#### [Task]
Pull each line holding the word "this" from the data.

[Figure dataset records]
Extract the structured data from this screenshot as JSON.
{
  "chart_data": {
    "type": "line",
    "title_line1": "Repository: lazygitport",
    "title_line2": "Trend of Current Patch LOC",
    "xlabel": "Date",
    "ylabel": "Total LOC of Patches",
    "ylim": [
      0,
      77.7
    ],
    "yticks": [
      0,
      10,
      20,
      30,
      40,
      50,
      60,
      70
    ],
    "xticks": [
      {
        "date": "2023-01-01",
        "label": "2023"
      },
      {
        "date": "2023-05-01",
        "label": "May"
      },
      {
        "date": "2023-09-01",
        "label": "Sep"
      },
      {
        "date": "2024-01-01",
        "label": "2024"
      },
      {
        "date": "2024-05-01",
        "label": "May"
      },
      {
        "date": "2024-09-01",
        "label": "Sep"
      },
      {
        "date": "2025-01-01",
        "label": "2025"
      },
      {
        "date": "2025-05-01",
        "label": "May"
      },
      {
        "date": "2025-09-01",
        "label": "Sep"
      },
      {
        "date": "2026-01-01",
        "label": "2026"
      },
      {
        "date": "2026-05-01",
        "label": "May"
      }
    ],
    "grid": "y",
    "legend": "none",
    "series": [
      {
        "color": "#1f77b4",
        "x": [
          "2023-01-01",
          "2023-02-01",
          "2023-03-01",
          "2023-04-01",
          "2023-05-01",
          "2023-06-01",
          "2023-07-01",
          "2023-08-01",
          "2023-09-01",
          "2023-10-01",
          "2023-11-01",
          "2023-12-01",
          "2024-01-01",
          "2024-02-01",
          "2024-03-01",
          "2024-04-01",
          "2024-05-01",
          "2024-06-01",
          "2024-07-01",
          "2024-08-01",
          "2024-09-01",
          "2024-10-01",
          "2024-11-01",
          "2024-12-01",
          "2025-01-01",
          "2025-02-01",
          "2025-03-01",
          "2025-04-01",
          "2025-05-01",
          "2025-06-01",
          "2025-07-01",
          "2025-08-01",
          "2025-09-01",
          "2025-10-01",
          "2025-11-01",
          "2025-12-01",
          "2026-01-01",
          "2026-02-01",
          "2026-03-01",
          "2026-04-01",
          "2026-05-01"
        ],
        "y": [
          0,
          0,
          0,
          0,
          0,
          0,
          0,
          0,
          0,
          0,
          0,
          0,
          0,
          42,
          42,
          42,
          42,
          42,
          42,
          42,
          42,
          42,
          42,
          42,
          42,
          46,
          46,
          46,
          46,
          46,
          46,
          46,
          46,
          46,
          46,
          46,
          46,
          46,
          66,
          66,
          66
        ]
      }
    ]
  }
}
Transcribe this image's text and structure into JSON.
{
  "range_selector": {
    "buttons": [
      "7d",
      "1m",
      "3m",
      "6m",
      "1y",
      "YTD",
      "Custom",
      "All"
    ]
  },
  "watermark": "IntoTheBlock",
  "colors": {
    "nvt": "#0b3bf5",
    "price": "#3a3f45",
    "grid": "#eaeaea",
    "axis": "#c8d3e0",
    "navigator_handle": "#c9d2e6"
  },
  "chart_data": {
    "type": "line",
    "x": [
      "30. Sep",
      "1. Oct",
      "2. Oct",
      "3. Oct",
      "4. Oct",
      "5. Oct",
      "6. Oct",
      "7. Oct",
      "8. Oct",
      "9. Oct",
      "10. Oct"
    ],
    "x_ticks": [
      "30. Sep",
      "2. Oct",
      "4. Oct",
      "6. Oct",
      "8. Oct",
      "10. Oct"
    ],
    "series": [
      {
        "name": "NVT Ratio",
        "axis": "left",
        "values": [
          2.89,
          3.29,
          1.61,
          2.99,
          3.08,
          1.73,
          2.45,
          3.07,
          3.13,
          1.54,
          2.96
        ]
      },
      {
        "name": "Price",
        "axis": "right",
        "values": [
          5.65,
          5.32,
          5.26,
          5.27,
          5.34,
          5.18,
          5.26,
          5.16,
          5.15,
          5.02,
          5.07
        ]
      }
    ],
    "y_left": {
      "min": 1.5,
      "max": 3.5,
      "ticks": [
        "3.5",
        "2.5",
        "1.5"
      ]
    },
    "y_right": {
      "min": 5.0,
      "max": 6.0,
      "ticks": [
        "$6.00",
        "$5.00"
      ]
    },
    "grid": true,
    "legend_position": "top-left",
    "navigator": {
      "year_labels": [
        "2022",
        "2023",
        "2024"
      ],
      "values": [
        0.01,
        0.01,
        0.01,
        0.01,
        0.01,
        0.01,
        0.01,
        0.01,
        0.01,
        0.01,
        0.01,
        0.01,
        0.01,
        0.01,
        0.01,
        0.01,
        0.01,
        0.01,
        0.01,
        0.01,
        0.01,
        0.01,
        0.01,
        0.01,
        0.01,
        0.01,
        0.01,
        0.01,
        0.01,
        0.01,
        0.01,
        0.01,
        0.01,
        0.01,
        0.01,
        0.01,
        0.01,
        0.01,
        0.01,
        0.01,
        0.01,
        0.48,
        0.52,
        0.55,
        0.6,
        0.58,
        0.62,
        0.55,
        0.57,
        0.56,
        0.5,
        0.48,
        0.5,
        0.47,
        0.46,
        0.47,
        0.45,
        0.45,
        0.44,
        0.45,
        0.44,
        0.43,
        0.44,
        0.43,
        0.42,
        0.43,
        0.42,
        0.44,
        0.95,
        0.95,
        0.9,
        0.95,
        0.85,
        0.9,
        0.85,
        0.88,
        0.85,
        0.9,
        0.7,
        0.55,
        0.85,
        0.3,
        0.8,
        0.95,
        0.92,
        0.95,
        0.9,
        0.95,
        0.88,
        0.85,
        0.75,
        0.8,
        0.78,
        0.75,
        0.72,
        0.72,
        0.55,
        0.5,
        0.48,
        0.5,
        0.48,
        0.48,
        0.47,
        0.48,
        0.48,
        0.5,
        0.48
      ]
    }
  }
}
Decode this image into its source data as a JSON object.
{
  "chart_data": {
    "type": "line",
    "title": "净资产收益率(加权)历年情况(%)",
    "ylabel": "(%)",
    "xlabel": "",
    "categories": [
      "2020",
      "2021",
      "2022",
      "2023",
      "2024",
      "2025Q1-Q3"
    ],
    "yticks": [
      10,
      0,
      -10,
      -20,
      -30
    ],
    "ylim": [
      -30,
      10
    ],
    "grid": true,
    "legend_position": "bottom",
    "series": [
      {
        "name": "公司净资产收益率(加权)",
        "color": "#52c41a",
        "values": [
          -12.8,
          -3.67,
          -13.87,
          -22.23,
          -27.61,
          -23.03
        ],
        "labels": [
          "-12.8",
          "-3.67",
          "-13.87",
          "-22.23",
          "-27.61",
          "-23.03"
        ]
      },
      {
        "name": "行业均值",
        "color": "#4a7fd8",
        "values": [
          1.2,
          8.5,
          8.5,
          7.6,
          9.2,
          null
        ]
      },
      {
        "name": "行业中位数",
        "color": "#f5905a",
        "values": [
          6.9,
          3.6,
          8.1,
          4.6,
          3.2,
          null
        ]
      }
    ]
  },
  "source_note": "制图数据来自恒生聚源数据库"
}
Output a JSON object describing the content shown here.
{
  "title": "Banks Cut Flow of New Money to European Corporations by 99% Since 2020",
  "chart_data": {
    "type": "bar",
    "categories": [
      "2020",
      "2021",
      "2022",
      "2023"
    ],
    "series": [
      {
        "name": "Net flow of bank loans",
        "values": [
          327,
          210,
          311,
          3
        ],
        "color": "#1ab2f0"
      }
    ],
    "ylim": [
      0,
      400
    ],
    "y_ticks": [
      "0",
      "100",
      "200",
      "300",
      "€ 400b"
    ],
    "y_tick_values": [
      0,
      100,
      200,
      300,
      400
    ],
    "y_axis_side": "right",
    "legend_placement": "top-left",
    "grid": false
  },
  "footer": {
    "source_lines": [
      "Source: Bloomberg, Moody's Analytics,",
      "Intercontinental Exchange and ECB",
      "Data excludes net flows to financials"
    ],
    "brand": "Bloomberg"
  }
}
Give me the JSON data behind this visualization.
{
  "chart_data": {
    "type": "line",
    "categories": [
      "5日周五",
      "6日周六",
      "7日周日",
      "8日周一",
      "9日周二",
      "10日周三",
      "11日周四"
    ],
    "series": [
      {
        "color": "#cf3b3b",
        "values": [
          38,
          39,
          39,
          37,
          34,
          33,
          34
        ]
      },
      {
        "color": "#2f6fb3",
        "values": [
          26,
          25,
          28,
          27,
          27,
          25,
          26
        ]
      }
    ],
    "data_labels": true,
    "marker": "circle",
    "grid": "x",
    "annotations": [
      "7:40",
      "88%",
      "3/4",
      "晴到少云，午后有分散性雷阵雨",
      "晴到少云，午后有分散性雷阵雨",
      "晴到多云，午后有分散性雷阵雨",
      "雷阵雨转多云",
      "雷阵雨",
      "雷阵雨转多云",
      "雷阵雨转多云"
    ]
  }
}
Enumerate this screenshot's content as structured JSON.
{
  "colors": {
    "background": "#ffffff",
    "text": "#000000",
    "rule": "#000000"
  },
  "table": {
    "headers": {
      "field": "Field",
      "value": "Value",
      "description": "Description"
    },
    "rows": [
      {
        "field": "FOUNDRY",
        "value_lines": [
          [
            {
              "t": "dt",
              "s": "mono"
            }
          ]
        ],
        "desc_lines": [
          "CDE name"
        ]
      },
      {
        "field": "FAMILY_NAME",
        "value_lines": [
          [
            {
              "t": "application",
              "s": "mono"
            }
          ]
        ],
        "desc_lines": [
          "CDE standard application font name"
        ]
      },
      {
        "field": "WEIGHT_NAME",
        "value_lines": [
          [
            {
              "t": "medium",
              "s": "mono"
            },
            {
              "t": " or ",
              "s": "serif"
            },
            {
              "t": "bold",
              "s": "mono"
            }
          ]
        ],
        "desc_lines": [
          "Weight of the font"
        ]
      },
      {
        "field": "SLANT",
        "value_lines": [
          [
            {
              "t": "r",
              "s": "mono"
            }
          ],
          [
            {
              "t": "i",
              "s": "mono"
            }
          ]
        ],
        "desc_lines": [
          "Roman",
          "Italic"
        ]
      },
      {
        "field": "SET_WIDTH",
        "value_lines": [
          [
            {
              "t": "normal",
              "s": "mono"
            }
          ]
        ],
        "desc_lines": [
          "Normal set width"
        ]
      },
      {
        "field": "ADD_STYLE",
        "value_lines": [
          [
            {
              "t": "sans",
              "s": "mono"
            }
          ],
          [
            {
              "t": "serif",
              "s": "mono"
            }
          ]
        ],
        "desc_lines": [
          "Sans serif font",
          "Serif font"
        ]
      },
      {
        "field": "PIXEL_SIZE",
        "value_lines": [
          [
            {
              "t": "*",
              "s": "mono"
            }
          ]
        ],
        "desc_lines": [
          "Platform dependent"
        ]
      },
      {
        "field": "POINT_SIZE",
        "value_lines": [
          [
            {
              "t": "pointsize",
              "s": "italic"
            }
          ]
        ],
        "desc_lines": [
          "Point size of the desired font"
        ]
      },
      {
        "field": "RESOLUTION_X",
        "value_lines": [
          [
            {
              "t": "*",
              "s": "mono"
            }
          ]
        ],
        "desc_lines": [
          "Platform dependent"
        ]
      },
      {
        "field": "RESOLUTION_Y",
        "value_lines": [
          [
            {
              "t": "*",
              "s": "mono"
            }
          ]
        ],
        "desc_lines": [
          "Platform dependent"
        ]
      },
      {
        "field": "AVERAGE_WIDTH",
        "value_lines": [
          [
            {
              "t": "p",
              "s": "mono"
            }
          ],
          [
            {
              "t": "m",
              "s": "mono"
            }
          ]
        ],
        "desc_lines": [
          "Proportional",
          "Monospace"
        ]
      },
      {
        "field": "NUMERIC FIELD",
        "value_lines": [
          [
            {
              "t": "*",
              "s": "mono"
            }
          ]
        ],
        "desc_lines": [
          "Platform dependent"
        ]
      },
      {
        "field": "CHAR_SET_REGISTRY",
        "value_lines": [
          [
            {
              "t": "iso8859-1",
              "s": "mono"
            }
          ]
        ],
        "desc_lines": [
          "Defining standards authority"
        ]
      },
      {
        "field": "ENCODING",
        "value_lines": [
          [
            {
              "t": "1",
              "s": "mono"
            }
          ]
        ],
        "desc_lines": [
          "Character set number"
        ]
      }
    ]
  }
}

#### [Task solution]
Extract the structured data from this screenshot as JSON.
Transcribe this image's text and structure into JSON.
Decode this image into its source data as a JSON object.
Give me the JSON data behind this visualization.
Enumerate this screenshot's content as structured JSON.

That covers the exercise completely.